**Short task**
Extract the full set of records that follows, word for word.

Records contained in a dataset
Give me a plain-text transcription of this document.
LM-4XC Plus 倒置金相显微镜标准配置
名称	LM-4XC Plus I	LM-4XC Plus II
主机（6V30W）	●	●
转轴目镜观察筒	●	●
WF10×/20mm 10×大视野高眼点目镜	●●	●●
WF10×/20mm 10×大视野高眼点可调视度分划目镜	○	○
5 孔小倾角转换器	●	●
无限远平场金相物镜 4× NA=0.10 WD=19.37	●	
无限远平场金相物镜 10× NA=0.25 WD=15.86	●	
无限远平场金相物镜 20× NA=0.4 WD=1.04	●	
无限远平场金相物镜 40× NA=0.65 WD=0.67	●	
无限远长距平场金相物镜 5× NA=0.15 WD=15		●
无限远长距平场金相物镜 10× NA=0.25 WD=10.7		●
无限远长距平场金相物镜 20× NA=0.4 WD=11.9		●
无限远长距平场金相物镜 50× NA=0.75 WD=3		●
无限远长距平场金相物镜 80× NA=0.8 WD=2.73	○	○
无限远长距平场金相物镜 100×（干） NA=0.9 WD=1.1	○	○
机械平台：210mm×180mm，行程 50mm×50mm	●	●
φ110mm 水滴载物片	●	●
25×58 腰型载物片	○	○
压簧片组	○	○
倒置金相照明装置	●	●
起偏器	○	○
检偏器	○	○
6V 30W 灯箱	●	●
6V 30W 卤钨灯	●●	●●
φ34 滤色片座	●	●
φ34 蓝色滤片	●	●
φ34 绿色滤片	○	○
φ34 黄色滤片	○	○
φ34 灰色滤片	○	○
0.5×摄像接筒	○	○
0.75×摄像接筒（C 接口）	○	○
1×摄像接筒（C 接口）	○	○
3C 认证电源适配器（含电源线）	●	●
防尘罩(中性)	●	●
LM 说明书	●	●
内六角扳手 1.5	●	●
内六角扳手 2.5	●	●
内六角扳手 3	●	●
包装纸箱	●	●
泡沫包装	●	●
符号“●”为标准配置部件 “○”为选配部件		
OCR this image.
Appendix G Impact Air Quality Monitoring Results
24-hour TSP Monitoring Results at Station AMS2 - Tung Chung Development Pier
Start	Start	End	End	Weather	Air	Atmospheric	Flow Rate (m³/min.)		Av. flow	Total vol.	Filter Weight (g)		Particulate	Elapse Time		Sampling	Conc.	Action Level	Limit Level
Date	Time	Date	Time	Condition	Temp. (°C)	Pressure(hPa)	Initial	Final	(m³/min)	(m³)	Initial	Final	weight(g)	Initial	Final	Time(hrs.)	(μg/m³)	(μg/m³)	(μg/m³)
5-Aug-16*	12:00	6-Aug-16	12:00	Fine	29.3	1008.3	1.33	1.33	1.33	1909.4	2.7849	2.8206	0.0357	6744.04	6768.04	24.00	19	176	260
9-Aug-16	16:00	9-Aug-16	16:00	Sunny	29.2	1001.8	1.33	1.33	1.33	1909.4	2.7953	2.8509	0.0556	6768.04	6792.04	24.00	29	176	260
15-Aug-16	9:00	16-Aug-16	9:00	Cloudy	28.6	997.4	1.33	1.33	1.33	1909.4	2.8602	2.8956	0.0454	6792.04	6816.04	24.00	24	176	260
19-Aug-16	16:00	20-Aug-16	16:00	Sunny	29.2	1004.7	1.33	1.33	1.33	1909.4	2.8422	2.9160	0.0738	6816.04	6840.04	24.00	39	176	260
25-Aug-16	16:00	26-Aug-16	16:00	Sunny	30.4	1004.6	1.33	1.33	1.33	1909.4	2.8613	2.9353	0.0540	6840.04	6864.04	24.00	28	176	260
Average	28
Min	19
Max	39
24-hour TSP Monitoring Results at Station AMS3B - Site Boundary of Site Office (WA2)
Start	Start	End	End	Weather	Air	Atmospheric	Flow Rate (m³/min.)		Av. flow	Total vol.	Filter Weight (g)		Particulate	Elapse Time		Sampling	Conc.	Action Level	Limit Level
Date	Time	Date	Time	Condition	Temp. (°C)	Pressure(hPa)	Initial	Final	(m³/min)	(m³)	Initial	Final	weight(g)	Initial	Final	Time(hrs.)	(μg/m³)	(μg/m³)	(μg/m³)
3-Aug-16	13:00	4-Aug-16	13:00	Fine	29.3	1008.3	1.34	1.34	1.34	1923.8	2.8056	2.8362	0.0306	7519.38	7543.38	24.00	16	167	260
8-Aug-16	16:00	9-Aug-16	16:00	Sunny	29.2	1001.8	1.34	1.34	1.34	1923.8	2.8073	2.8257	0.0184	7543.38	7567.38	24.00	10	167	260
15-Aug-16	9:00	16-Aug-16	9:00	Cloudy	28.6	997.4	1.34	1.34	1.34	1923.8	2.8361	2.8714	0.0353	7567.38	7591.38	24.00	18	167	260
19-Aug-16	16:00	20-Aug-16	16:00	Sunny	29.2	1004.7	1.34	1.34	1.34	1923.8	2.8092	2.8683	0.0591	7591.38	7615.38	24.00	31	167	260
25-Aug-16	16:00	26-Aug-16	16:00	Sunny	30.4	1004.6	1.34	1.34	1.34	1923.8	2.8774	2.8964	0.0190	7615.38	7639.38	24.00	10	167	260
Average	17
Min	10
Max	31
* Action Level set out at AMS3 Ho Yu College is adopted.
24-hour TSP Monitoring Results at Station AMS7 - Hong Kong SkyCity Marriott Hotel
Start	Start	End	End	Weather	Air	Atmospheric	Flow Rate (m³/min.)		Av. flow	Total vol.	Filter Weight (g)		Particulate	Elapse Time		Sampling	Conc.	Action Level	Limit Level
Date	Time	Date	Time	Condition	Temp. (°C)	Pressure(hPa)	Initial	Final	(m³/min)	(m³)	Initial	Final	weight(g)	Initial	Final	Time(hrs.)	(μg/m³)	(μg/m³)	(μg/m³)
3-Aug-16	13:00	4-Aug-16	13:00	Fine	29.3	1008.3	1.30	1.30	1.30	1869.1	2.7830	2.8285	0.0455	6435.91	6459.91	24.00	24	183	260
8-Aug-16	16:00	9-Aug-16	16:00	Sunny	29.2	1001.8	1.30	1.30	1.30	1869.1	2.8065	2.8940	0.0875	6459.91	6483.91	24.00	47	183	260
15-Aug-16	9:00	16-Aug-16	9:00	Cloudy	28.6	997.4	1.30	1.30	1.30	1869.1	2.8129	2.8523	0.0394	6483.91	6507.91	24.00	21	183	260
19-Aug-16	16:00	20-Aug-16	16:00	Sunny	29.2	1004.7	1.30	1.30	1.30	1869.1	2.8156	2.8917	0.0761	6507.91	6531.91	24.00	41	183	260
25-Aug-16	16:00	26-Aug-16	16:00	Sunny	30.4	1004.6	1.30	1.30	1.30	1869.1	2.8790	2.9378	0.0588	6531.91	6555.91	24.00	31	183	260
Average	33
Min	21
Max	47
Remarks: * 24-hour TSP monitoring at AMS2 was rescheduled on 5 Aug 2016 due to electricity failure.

**Solution to the problem**
Give me a plain-text transcription of this document.
LM-4XC Plus 倒置金相显微镜标准配置
名称	LM-4XC Plus I	LM-4XC Plus II
主机（6V30W）	●	●
转轴目镜观察筒	●	●
WF10×/20mm 10×大视野高眼点目镜	●●	●●
WF10×/20mm 10×大视野高眼点可调视度分划目镜	○	○
5 孔小倾角转换器	●	●
无限远平场金相物镜 4× NA=0.10 WD=19.37	●	
无限远平场金相物镜 10× NA=0.25 WD=15.86	●	
无限远平场金相物镜 20× NA=0.4 WD=1.04	●	
无限远平场金相物镜 40× NA=0.65 WD=0.67	●	
无限远长距平场金相物镜 5× NA=0.15 WD=15		●
无限远长距平场金相物镜 10× NA=0.25 WD=10.7		●
无限远长距平场金相物镜 20× NA=0.4 WD=11.9		●
无限远长距平场金相物镜 50× NA=0.75 WD=3		●
无限远长距平场金相物镜 80× NA=0.8 WD=2.73	○	○
无限远长距平场金相物镜 100×（干） NA=0.9 WD=1.1	○	○
机械平台：210mm×180mm，行程 50mm×50mm	●	●
φ110mm 水滴载物片	●	●
25×58 腰型载物片	○	○
压簧片组	○	○
倒置金相照明装置	●	●
起偏器	○	○
检偏器	○	○
6V 30W 灯箱	●	●
6V 30W 卤钨灯	●●	●●
φ34 滤色片座	●	●
φ34 蓝色滤片	●	●
φ34 绿色滤片	○	○
φ34 黄色滤片	○	○
φ34 灰色滤片	○	○
0.5×摄像接筒	○	○
0.75×摄像接筒（C 接口）	○	○
1×摄像接筒（C 接口）	○	○
3C 认证电源适配器（含电源线）	●	●
防尘罩(中性)	●	●
LM 说明书	●	●
内六角扳手 1.5	●	●
内六角扳手 2.5	●	●
内六角扳手 3	●	●
包装纸箱	●	●
泡沫包装	●	●
符号“●”为标准配置部件 “○”为选配部件		
OCR this image.
Appendix G Impact Air Quality Monitoring Results
24-hour TSP Monitoring Results at Station AMS2 - Tung Chung Development Pier
Start	Start	End	End	Weather	Air	Atmospheric	Flow Rate (m³/min.)		Av. flow	Total vol.	Filter Weight (g)		Particulate	Elapse Time		Sampling	Conc.	Action Level	Limit Level
Date	Time	Date	Time	Condition	Temp. (°C)	Pressure(hPa)	Initial	Final	(m³/min)	(m³)	Initial	Final	weight(g)	Initial	Final	Time(hrs.)	(μg/m³)	(μg/m³)	(μg/m³)
5-Aug-16*	12:00	6-Aug-16	12:00	Fine	29.3	1008.3	1.33	1.33	1.33	1909.4	2.7849	2.8206	0.0357	6744.04	6768.04	24.00	19	176	260
9-Aug-16	16:00	9-Aug-16	16:00	Sunny	29.2	1001.8	1.33	1.33	1.33	1909.4	2.7953	2.8509	0.0556	6768.04	6792.04	24.00	29	176	260
15-Aug-16	9:00	16-Aug-16	9:00	Cloudy	28.6	997.4	1.33	1.33	1.33	1909.4	2.8602	2.8956	0.0454	6792.04	6816.04	24.00	24	176	260
19-Aug-16	16:00	20-Aug-16	16:00	Sunny	29.2	1004.7	1.33	1.33	1.33	1909.4	2.8422	2.9160	0.0738	6816.04	6840.04	24.00	39	176	260
25-Aug-16	16:00	26-Aug-16	16:00	Sunny	30.4	1004.6	1.33	1.33	1.33	1909.4	2.8613	2.9353	0.0540	6840.04	6864.04	24.00	28	176	260
Average	28
Min	19
Max	39
24-hour TSP Monitoring Results at Station AMS3B - Site Boundary of Site Office (WA2)
Start	Start	End	End	Weather	Air	Atmospheric	Flow Rate (m³/min.)		Av. flow	Total vol.	Filter Weight (g)		Particulate	Elapse Time		Sampling	Conc.	Action Level	Limit Level
Date	Time	Date	Time	Condition	Temp. (°C)	Pressure(hPa)	Initial	Final	(m³/min)	(m³)	Initial	Final	weight(g)	Initial	Final	Time(hrs.)	(μg/m³)	(μg/m³)	(μg/m³)
3-Aug-16	13:00	4-Aug-16	13:00	Fine	29.3	1008.3	1.34	1.34	1.34	1923.8	2.8056	2.8362	0.0306	7519.38	7543.38	24.00	16	167	260
8-Aug-16	16:00	9-Aug-16	16:00	Sunny	29.2	1001.8	1.34	1.34	1.34	1923.8	2.8073	2.8257	0.0184	7543.38	7567.38	24.00	10	167	260
15-Aug-16	9:00	16-Aug-16	9:00	Cloudy	28.6	997.4	1.34	1.34	1.34	1923.8	2.8361	2.8714	0.0353	7567.38	7591.38	24.00	18	167	260
19-Aug-16	16:00	20-Aug-16	16:00	Sunny	29.2	1004.7	1.34	1.34	1.34	1923.8	2.8092	2.8683	0.0591	7591.38	7615.38	24.00	31	167	260
25-Aug-16	16:00	26-Aug-16	16:00	Sunny	30.4	1004.6	1.34	1.34	1.34	1923.8	2.8774	2.8964	0.0190	7615.38	7639.38	24.00	10	167	260
Average	17
Min	10
Max	31
* Action Level set out at AMS3 Ho Yu College is adopted.
24-hour TSP Monitoring Results at Station AMS7 - Hong Kong SkyCity Marriott Hotel
Start	Start	End	End	Weather	Air	Atmospheric	Flow Rate (m³/min.)		Av. flow	Total vol.	Filter Weight (g)		Particulate	Elapse Time		Sampling	Conc.	Action Level	Limit Level
Date	Time	Date	Time	Condition	Temp. (°C)	Pressure(hPa)	Initial	Final	(m³/min)	(m³)	Initial	Final	weight(g)	Initial	Final	Time(hrs.)	(μg/m³)	(μg/m³)	(μg/m³)
3-Aug-16	13:00	4-Aug-16	13:00	Fine	29.3	1008.3	1.30	1.30	1.30	1869.1	2.7830	2.8285	0.0455	6435.91	6459.91	24.00	24	183	260
8-Aug-16	16:00	9-Aug-16	16:00	Sunny	29.2	1001.8	1.30	1.30	1.30	1869.1	2.8065	2.8940	0.0875	6459.91	6483.91	24.00	47	183	260
15-Aug-16	9:00	16-Aug-16	9:00	Cloudy	28.6	997.4	1.30	1.30	1.30	1869.1	2.8129	2.8523	0.0394	6483.91	6507.91	24.00	21	183	260
19-Aug-16	16:00	20-Aug-16	16:00	Sunny	29.2	1004.7	1.30	1.30	1.30	1869.1	2.8156	2.8917	0.0761	6507.91	6531.91	24.00	41	183	260
25-Aug-16	16:00	26-Aug-16	16:00	Sunny	30.4	1004.6	1.30	1.30	1.30	1869.1	2.8790	2.9378	0.0588	6531.91	6555.91	24.00	31	183	260
Average	33
Min	21
Max	47
Remarks: * 24-hour TSP monitoring at AMS2 was rescheduled on 5 Aug 2016 due to electricity failure.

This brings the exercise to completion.